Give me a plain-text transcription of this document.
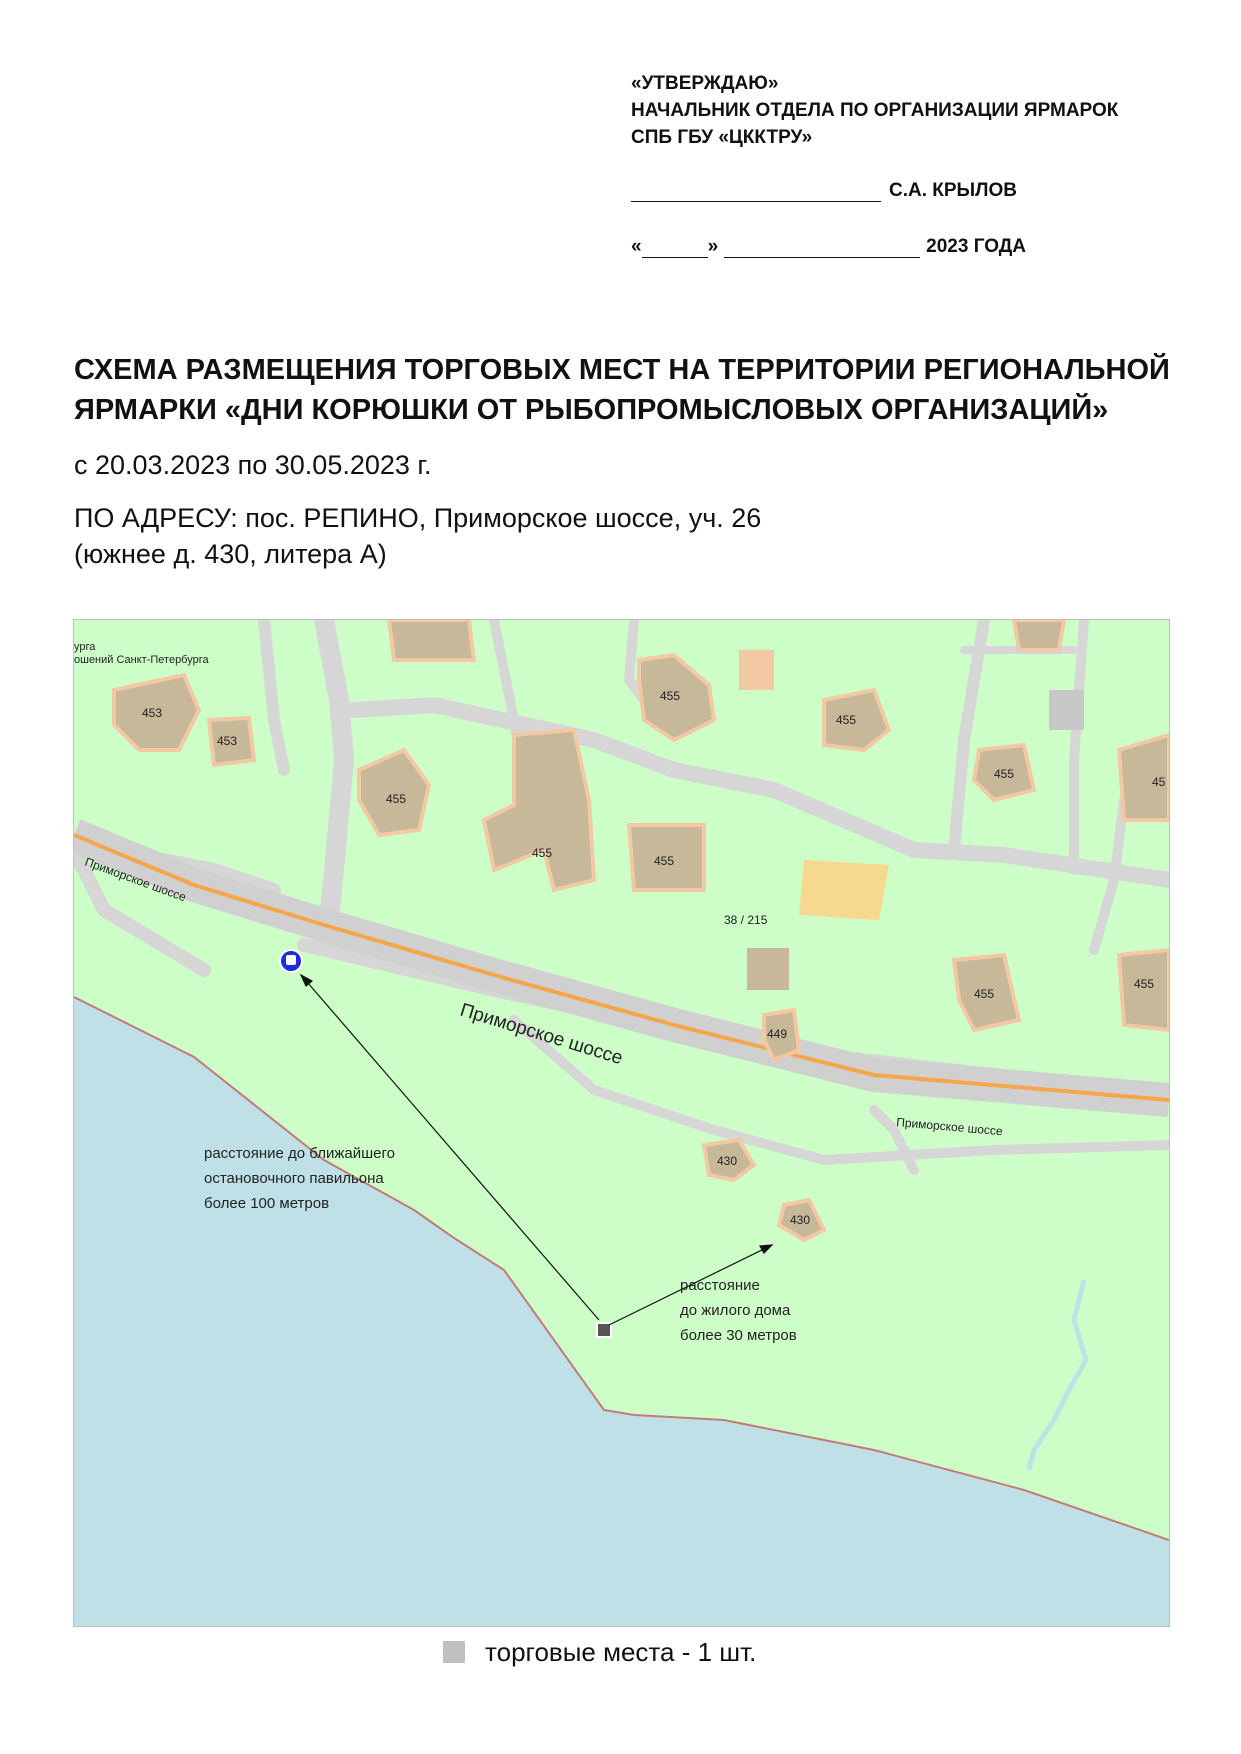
«УТВЕРЖДАЮ»
НАЧАЛЬНИК ОТДЕЛА ПО ОРГАНИЗАЦИИ ЯРМАРОК
СПБ ГБУ «ЦККТРУ»
С.А. КРЫЛОВ
«	»	2023 ГОДА
СХЕМА РАЗМЕЩЕНИЯ ТОРГОВЫХ МЕСТ НА ТЕРРИТОРИИ РЕГИОНАЛЬНОЙ
ЯРМАРКИ «ДНИ КОРЮШКИ ОТ РЫБОПРОМЫСЛОВЫХ ОРГАНИЗАЦИЙ»
с 20.03.2023 по 30.05.2023 г.
ПО АДРЕСУ: пос. РЕПИНО, Приморское шоссе, уч. 26
(южнее д. 430, литера А)
урга
ошений Санкт-Петербурга
Приморское шоссе
Приморское шоссе
Приморское шоссе
38 / 215
453
453
455
455
455
455
455
455
455
455
45
449
430
430
расстояние до ближайшего
остановочного павильона
более 100 метров
расстояние
до жилого дома
более 30 метров
торговые места - 1 шт.
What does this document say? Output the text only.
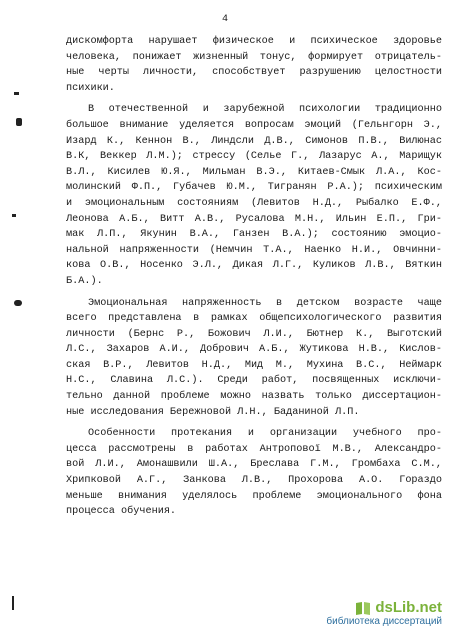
4
дискомфорта нарушает физическое и психическое здоровье
человека, понижает жизненный тонус, формирует отрицатель-
ные черты личности, способствует разрушению целостности
психики.
В отечественной и зарубежной психологии традиционно
большое внимание уделяется вопросам эмоций (Гельнгорн Э.,
Изард К., Кеннон В., Линдсли Д.В., Симонов П.В., Вилюнас
В.К, Веккер Л.М.); стрессу (Селье Г., Лазарус А., Марищук
В.Л., Кисилев Ю.Я., Мильман В.Э., Китаев-Смык Л.А., Кос-
молинский Ф.П., Губачев Ю.М., Тигранян Р.А.); психическим
и эмоциональным состояниям (Левитов Н.Д., Рыбалко Е.Ф.,
Леонова А.Б., Витт А.В., Русалова М.Н., Ильин Е.П., Гри-
мак Л.П., Якунин В.А., Ганзен В.А.); состоянию эмоцио-
нальной напряженности (Немчин Т.А., Наенко Н.И., Овчинни-
кова О.В., Носенко Э.Л., Дикая Л.Г., Куликов Л.В., Вяткин
Б.А.).
Эмоциональная напряженность в детском возрасте чаще
всего представлена в рамках общепсихологического развития
личности (Бернс Р., Божович Л.И., Бютнер К., Выготский
Л.С., Захаров А.И., Добрович А.Б., Жутикова Н.В., Кислов-
ская В.Р., Левитов Н.Д., Мид М., Мухина В.С., Неймарк
Н.С., Славина Л.С.). Среди работ, посвященных исключи-
тельно данной проблеме можно назвать только диссертацион-
ные исследования Бережновой Л.Н., Бадaниной Л.П.
Особенности протекания и организации учебного про-
цесса рассмотрены в работах Антропової М.В., Александро-
вой Л.И., Амонашвили Ш.А., Бреслава Г.М., Громбаха С.М.,
Хрипковой А.Г., Занкова Л.В., Прохорова А.О. Гораздо
меньше внимания уделялось проблеме эмоционального фона
процесса обучения.
dsLib.net
библиотека диссертаций
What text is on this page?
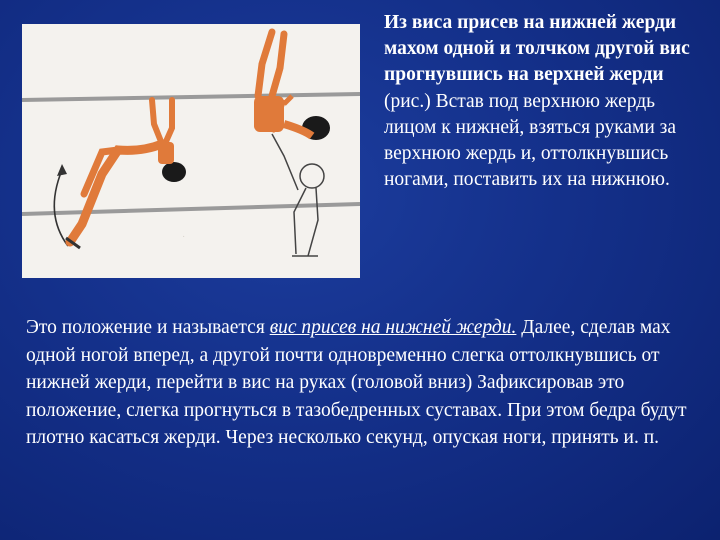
·

Из виса присев на нижней жерди махом одной и толчком другой вис прогнувшись на верхней жерди (рис.) Встав под верхнюю жердь лицом к нижней, взяться руками за верхнюю жердь и, оттолкнувшись ногами, поставить их на нижнюю.

Это положение и называется вис присев на нижней жерди. Далее, сделав мах одной ногой вперед, а другой почти одновременно слегка оттолкнувшись от нижней жерди, перейти в вис на руках (головой вниз) Зафиксировав это положение, слегка прогнуться в тазобедренных суставах. При этом бедра будут плотно касаться жерди. Через несколько секунд, опуская ноги, принять и. п.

What to do ::
Repeat the material above verbatim, with no pictures in the output.

The completed task ::
Give me a plain-text transcription of this document.
«УТВЕРЖДАЮ»
НАЧАЛЬНИК ОТДЕЛА ПО ОРГАНИЗАЦИИ ЯРМАРОК
СПБ ГБУ «ЦККТРУ»
С.А. КРЫЛОВ
«	»	2023 ГОДА
СХЕМА РАЗМЕЩЕНИЯ ТОРГОВЫХ МЕСТ НА ТЕРРИТОРИИ РЕГИОНАЛЬНОЙ
ЯРМАРКИ «ДНИ КОРЮШКИ ОТ РЫБОПРОМЫСЛОВЫХ ОРГАНИЗАЦИЙ»
с 20.03.2023 по 30.05.2023 г.
ПО АДРЕСУ: пос. РЕПИНО, Приморское шоссе, уч. 26
(южнее д. 430, литера А)
урга
ошений Санкт-Петербурга
Приморское шоссе
Приморское шоссе
Приморское шоссе
38 / 215
453
453
455
455
455
455
455
455
455
455
45
449
430
430
расстояние до ближайшего
остановочного павильона
более 100 метров
расстояние
до жилого дома
более 30 метров
торговые места - 1 шт.
What does this document say? Output the text only.
4
дискомфорта нарушает физическое и психическое здоровье
человека, понижает жизненный тонус, формирует отрицатель-
ные черты личности, способствует разрушению целостности
психики.
В отечественной и зарубежной психологии традиционно
большое внимание уделяется вопросам эмоций (Гельнгорн Э.,
Изард К., Кеннон В., Линдсли Д.В., Симонов П.В., Вилюнас
В.К, Веккер Л.М.); стрессу (Селье Г., Лазарус А., Марищук
В.Л., Кисилев Ю.Я., Мильман В.Э., Китаев-Смык Л.А., Кос-
молинский Ф.П., Губачев Ю.М., Тигранян Р.А.); психическим
и эмоциональным состояниям (Левитов Н.Д., Рыбалко Е.Ф.,
Леонова А.Б., Витт А.В., Русалова М.Н., Ильин Е.П., Гри-
мак Л.П., Якунин В.А., Ганзен В.А.); состоянию эмоцио-
нальной напряженности (Немчин Т.А., Наенко Н.И., Овчинни-
кова О.В., Носенко Э.Л., Дикая Л.Г., Куликов Л.В., Вяткин
Б.А.).
Эмоциональная напряженность в детском возрасте чаще
всего представлена в рамках общепсихологического развития
личности (Бернс Р., Божович Л.И., Бютнер К., Выготский
Л.С., Захаров А.И., Добрович А.Б., Жутикова Н.В., Кислов-
ская В.Р., Левитов Н.Д., Мид М., Мухина В.С., Неймарк
Н.С., Славина Л.С.). Среди работ, посвященных исключи-
тельно данной проблеме можно назвать только диссертацион-
ные исследования Бережновой Л.Н., Бадaниной Л.П.
Особенности протекания и организации учебного про-
цесса рассмотрены в работах Антропової М.В., Александро-
вой Л.И., Амонашвили Ш.А., Бреслава Г.М., Громбаха С.М.,
Хрипковой А.Г., Занкова Л.В., Прохорова А.О. Гораздо
меньше внимания уделялось проблеме эмоционального фона
процесса обучения.
dsLib.net
библиотека диссертаций
What text is on this page?
·

Из виса присев на нижней жерди махом одной и толчком другой вис прогнувшись на верхней жерди (рис.) Встав под верхнюю жердь лицом к нижней, взяться руками за верхнюю жердь и, оттолкнувшись ногами, поставить их на нижнюю.

Это положение и называется вис присев на нижней жерди. Далее, сделав мах одной ногой вперед, а другой почти одновременно слегка оттолкнувшись от нижней жерди, перейти в вис на руках (головой вниз) Зафиксировав это положение, слегка прогнуться в тазобедренных суставах. При этом бедра будут плотно касаться жерди. Через несколько секунд, опуская ноги, принять и. п.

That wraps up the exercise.